Problem to work on >> Below are some records; give them all again exactly, but not the pictures.

Stored data
— BEGIN —
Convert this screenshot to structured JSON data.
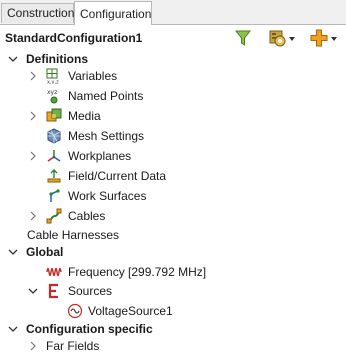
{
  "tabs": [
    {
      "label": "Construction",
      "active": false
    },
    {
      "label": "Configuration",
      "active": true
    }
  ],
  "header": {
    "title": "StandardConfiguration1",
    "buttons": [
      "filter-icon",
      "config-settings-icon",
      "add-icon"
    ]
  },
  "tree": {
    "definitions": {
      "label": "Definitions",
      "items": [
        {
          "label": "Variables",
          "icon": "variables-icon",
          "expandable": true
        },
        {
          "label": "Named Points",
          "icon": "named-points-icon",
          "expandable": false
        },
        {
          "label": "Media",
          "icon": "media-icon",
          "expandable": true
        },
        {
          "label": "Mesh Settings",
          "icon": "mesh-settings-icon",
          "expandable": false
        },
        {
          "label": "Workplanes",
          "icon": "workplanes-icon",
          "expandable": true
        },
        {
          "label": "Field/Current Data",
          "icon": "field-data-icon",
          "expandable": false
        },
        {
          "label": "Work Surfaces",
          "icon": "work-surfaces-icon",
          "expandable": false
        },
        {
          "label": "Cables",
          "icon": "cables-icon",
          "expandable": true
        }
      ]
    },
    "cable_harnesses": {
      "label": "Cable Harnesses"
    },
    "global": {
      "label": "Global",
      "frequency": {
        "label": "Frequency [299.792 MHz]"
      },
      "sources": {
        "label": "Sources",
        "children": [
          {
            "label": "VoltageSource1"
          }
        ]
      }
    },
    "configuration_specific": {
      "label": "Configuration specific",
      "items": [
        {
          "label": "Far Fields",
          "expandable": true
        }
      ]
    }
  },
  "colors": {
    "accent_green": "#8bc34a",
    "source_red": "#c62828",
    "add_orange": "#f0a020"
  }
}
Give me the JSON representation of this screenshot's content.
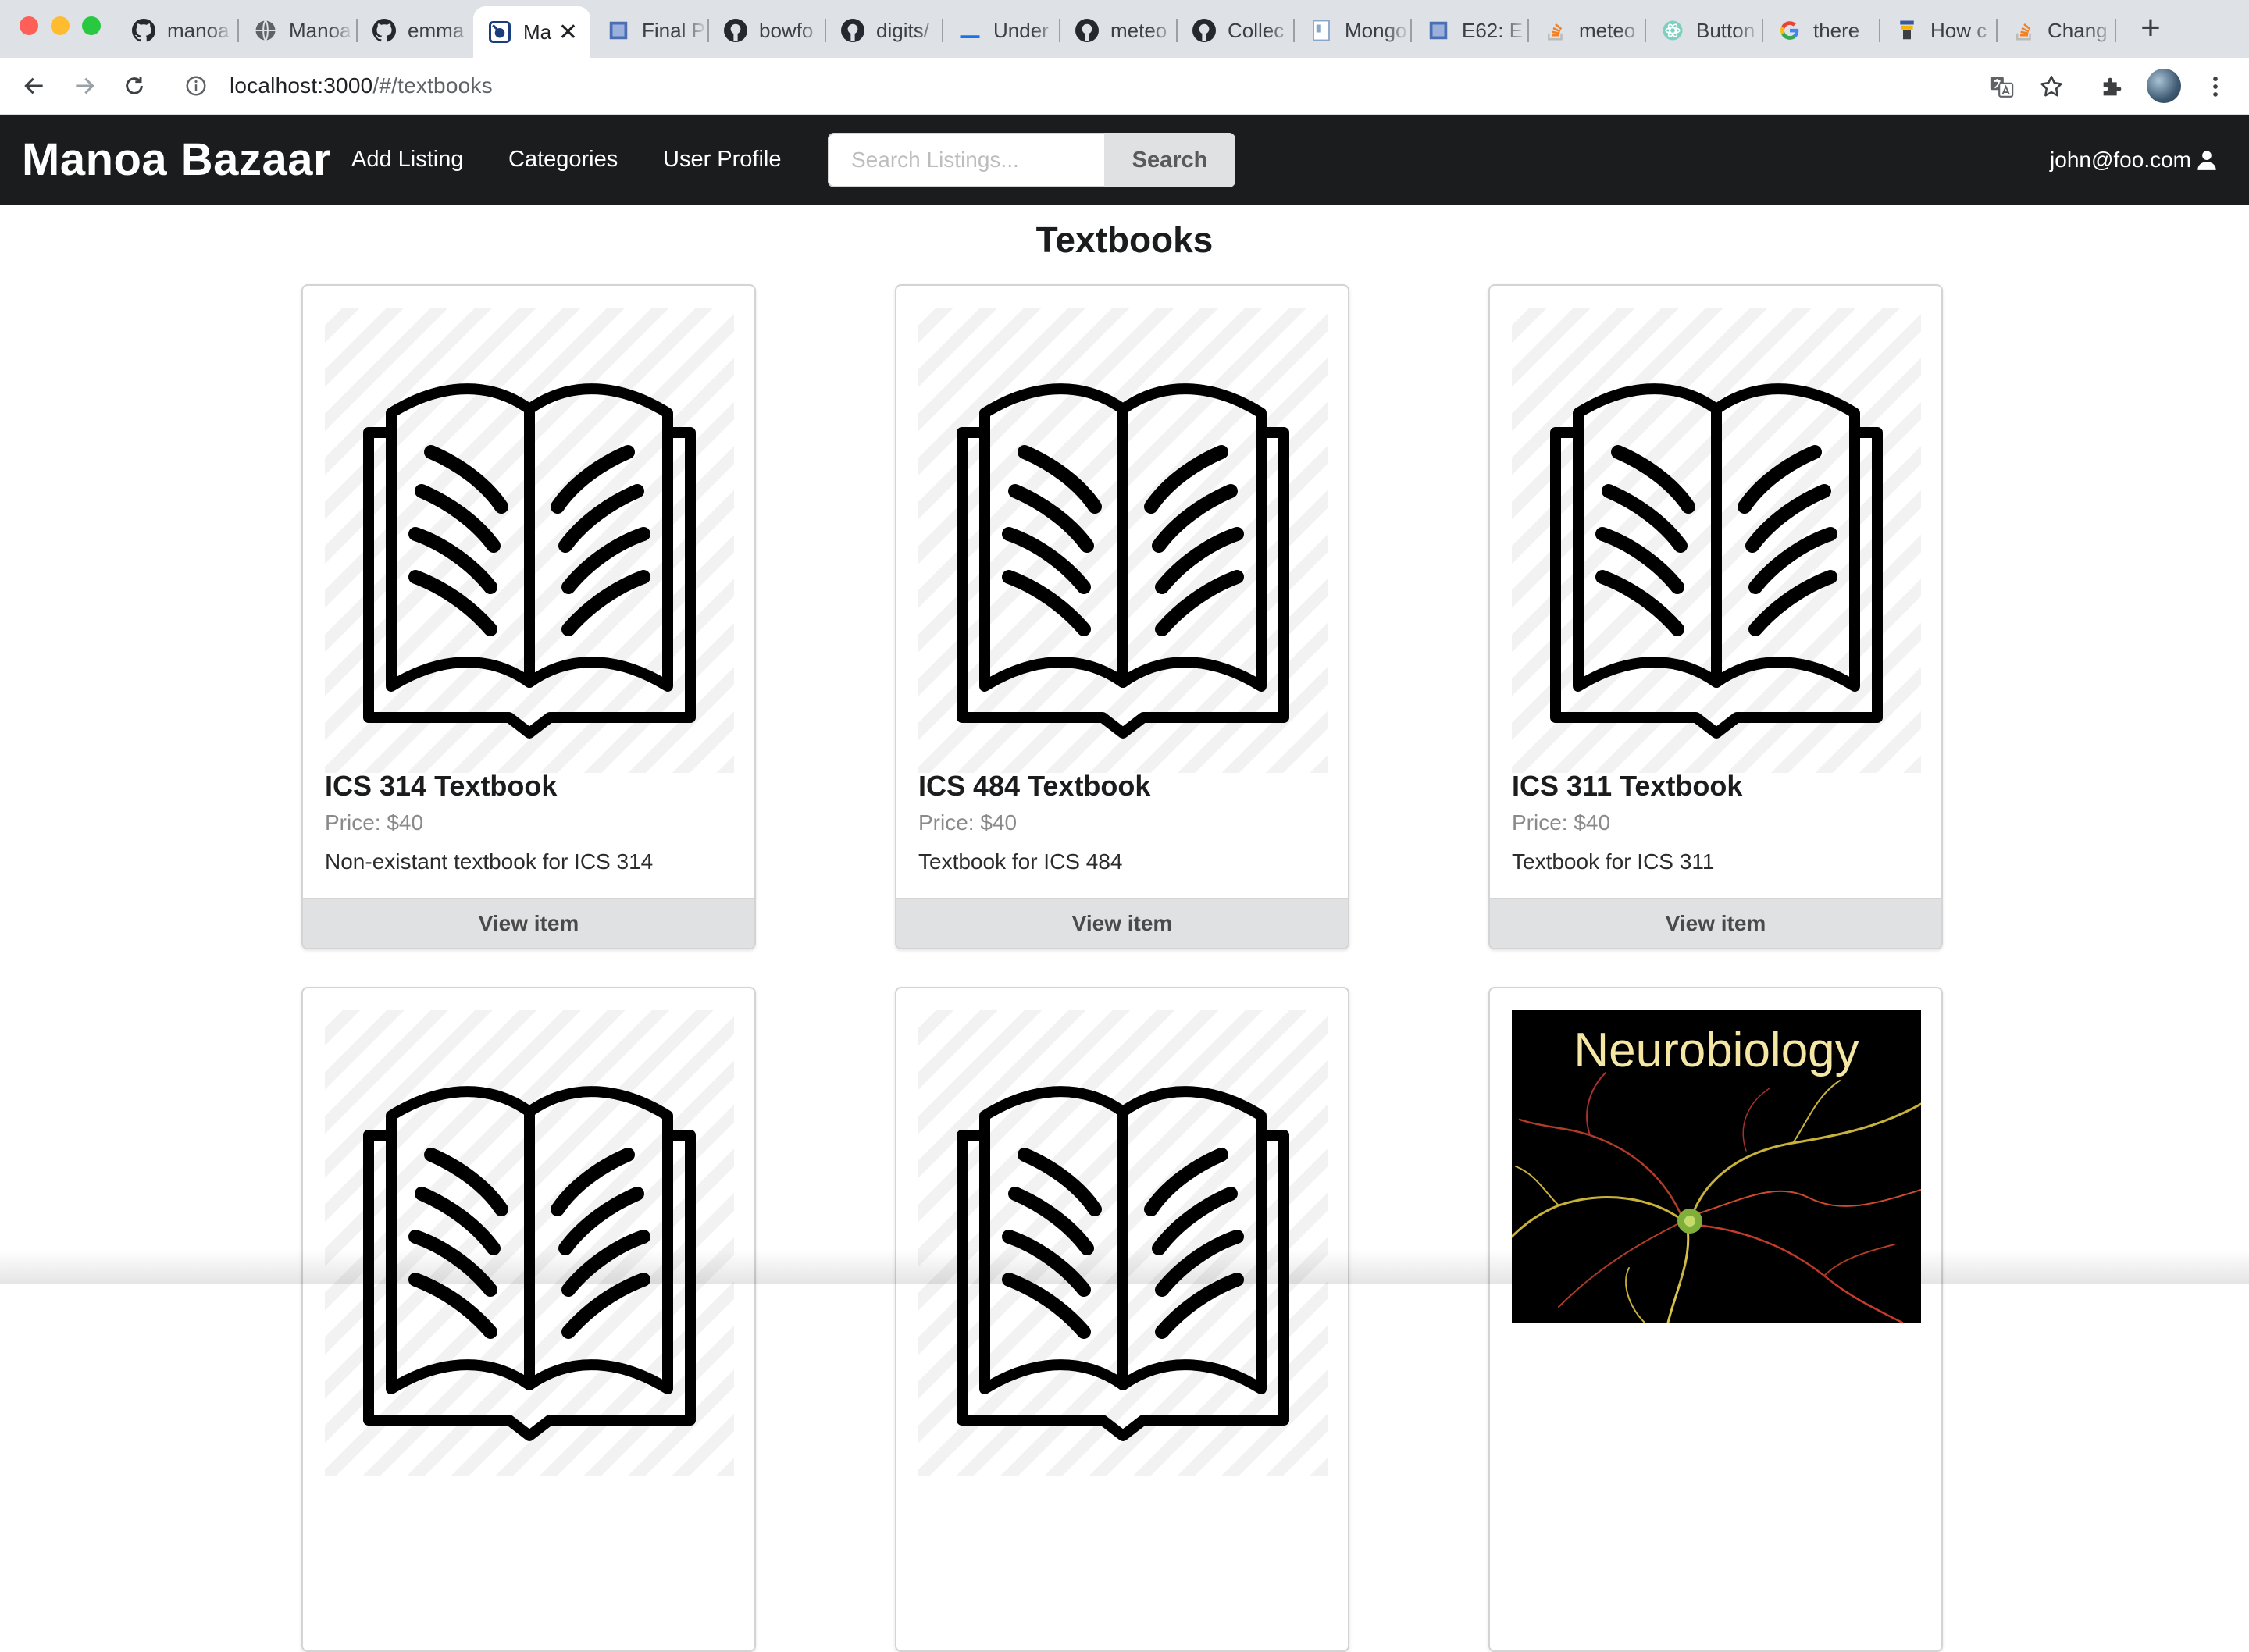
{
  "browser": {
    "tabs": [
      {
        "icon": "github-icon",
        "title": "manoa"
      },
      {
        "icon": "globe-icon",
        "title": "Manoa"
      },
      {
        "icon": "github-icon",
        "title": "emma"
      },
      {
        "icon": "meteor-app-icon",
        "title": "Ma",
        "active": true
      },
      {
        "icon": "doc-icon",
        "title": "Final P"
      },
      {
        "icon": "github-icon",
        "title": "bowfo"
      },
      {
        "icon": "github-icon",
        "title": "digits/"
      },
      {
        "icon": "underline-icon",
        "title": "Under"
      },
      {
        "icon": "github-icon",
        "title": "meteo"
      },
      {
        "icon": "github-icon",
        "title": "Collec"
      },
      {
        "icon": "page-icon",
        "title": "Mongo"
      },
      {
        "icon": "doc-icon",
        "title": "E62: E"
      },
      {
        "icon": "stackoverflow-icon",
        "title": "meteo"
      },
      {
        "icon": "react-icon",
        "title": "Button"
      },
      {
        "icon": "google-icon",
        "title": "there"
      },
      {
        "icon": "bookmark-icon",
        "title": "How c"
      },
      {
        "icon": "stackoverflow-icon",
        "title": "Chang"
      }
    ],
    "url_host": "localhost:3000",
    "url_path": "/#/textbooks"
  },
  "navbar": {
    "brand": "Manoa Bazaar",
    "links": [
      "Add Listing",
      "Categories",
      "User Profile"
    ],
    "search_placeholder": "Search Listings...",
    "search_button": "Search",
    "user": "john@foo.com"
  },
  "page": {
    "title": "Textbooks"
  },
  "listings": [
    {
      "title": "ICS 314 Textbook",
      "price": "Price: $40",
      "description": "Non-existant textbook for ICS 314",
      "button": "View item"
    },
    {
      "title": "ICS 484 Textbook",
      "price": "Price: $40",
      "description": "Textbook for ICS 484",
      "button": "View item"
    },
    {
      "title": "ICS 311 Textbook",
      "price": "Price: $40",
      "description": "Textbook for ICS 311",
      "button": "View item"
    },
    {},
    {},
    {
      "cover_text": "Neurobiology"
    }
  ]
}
— END —
Expected output >>
Convert this screenshot to structured JSON data.
{
  "tabs": [
    {
      "label": "Construction",
      "active": false
    },
    {
      "label": "Configuration",
      "active": true
    }
  ],
  "header": {
    "title": "StandardConfiguration1",
    "buttons": [
      "filter-icon",
      "config-settings-icon",
      "add-icon"
    ]
  },
  "tree": {
    "definitions": {
      "label": "Definitions",
      "items": [
        {
          "label": "Variables",
          "icon": "variables-icon",
          "expandable": true
        },
        {
          "label": "Named Points",
          "icon": "named-points-icon",
          "expandable": false
        },
        {
          "label": "Media",
          "icon": "media-icon",
          "expandable": true
        },
        {
          "label": "Mesh Settings",
          "icon": "mesh-settings-icon",
          "expandable": false
        },
        {
          "label": "Workplanes",
          "icon": "workplanes-icon",
          "expandable": true
        },
        {
          "label": "Field/Current Data",
          "icon": "field-data-icon",
          "expandable": false
        },
        {
          "label": "Work Surfaces",
          "icon": "work-surfaces-icon",
          "expandable": false
        },
        {
          "label": "Cables",
          "icon": "cables-icon",
          "expandable": true
        }
      ]
    },
    "cable_harnesses": {
      "label": "Cable Harnesses"
    },
    "global": {
      "label": "Global",
      "frequency": {
        "label": "Frequency [299.792 MHz]"
      },
      "sources": {
        "label": "Sources",
        "children": [
          {
            "label": "VoltageSource1"
          }
        ]
      }
    },
    "configuration_specific": {
      "label": "Configuration specific",
      "items": [
        {
          "label": "Far Fields",
          "expandable": true
        }
      ]
    }
  },
  "colors": {
    "accent_green": "#8bc34a",
    "source_red": "#c62828",
    "add_orange": "#f0a020"
  }
}
Give me the JSON representation of this screenshot's content.
{
  "browser": {
    "tabs": [
      {
        "icon": "github-icon",
        "title": "manoa"
      },
      {
        "icon": "globe-icon",
        "title": "Manoa"
      },
      {
        "icon": "github-icon",
        "title": "emma"
      },
      {
        "icon": "meteor-app-icon",
        "title": "Ma",
        "active": true
      },
      {
        "icon": "doc-icon",
        "title": "Final P"
      },
      {
        "icon": "github-icon",
        "title": "bowfo"
      },
      {
        "icon": "github-icon",
        "title": "digits/"
      },
      {
        "icon": "underline-icon",
        "title": "Under"
      },
      {
        "icon": "github-icon",
        "title": "meteo"
      },
      {
        "icon": "github-icon",
        "title": "Collec"
      },
      {
        "icon": "page-icon",
        "title": "Mongo"
      },
      {
        "icon": "doc-icon",
        "title": "E62: E"
      },
      {
        "icon": "stackoverflow-icon",
        "title": "meteo"
      },
      {
        "icon": "react-icon",
        "title": "Button"
      },
      {
        "icon": "google-icon",
        "title": "there"
      },
      {
        "icon": "bookmark-icon",
        "title": "How c"
      },
      {
        "icon": "stackoverflow-icon",
        "title": "Chang"
      }
    ],
    "url_host": "localhost:3000",
    "url_path": "/#/textbooks"
  },
  "navbar": {
    "brand": "Manoa Bazaar",
    "links": [
      "Add Listing",
      "Categories",
      "User Profile"
    ],
    "search_placeholder": "Search Listings...",
    "search_button": "Search",
    "user": "john@foo.com"
  },
  "page": {
    "title": "Textbooks"
  },
  "listings": [
    {
      "title": "ICS 314 Textbook",
      "price": "Price: $40",
      "description": "Non-existant textbook for ICS 314",
      "button": "View item"
    },
    {
      "title": "ICS 484 Textbook",
      "price": "Price: $40",
      "description": "Textbook for ICS 484",
      "button": "View item"
    },
    {
      "title": "ICS 311 Textbook",
      "price": "Price: $40",
      "description": "Textbook for ICS 311",
      "button": "View item"
    },
    {},
    {},
    {
      "cover_text": "Neurobiology"
    }
  ]
}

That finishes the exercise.